§ **ROWS**:
_ _ _ _ _

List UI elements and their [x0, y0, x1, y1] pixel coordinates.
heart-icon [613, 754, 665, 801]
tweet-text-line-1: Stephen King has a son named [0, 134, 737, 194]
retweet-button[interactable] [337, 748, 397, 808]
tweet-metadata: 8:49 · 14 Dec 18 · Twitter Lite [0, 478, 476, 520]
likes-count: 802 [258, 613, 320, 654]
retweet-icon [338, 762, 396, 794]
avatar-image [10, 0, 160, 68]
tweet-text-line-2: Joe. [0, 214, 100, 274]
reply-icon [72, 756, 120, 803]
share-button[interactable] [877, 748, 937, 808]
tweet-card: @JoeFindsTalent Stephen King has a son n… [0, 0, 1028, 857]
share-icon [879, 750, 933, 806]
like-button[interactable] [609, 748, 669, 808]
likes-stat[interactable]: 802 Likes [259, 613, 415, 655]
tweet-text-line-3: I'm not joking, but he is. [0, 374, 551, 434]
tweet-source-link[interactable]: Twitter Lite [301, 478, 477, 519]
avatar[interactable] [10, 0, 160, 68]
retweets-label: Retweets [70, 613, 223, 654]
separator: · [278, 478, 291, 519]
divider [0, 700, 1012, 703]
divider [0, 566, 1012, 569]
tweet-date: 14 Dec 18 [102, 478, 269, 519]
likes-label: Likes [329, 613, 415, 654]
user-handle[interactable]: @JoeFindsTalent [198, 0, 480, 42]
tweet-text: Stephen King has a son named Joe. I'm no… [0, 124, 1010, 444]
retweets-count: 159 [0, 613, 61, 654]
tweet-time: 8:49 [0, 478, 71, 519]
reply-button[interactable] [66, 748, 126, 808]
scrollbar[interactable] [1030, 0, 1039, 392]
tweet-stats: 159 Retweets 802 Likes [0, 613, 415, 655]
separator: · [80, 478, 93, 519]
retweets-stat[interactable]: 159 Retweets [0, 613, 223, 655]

_ _ _ _ _

§ **WRITTEN TASK**: Write out the records above again, swapping each "divider" for "horizontal-rule" and leaving everything else untouched.

§ **ANSWER TO THIS PROBLEM**:
List UI elements and their [x0, y0, x1, y1] pixel coordinates.
heart-icon [613, 754, 665, 801]
tweet-text-line-1: Stephen King has a son named [0, 134, 737, 194]
retweet-button[interactable] [337, 748, 397, 808]
tweet-metadata: 8:49 · 14 Dec 18 · Twitter Lite [0, 478, 476, 520]
likes-count: 802 [258, 613, 320, 654]
retweet-icon [338, 762, 396, 794]
avatar-image [10, 0, 160, 68]
tweet-text-line-2: Joe. [0, 214, 100, 274]
reply-icon [72, 756, 120, 803]
share-button[interactable] [877, 748, 937, 808]
tweet-card: @JoeFindsTalent Stephen King has a son n… [0, 0, 1028, 857]
share-icon [879, 750, 933, 806]
like-button[interactable] [609, 748, 669, 808]
likes-stat[interactable]: 802 Likes [259, 613, 415, 655]
tweet-text-line-3: I'm not joking, but he is. [0, 374, 551, 434]
tweet-source-link[interactable]: Twitter Lite [301, 478, 477, 519]
avatar[interactable] [10, 0, 160, 68]
retweets-label: Retweets [70, 613, 223, 654]
separator: · [278, 478, 291, 519]
horizontal-rule [0, 700, 1012, 703]
horizontal-rule [0, 566, 1012, 569]
tweet-date: 14 Dec 18 [102, 478, 269, 519]
likes-label: Likes [329, 613, 415, 654]
user-handle[interactable]: @JoeFindsTalent [198, 0, 480, 42]
tweet-text: Stephen King has a son named Joe. I'm no… [0, 124, 1010, 444]
retweets-count: 159 [0, 613, 61, 654]
tweet-time: 8:49 [0, 478, 71, 519]
reply-button[interactable] [66, 748, 126, 808]
scrollbar[interactable] [1030, 0, 1039, 392]
tweet-stats: 159 Retweets 802 Likes [0, 613, 415, 655]
separator: · [80, 478, 93, 519]
retweets-stat[interactable]: 159 Retweets [0, 613, 223, 655]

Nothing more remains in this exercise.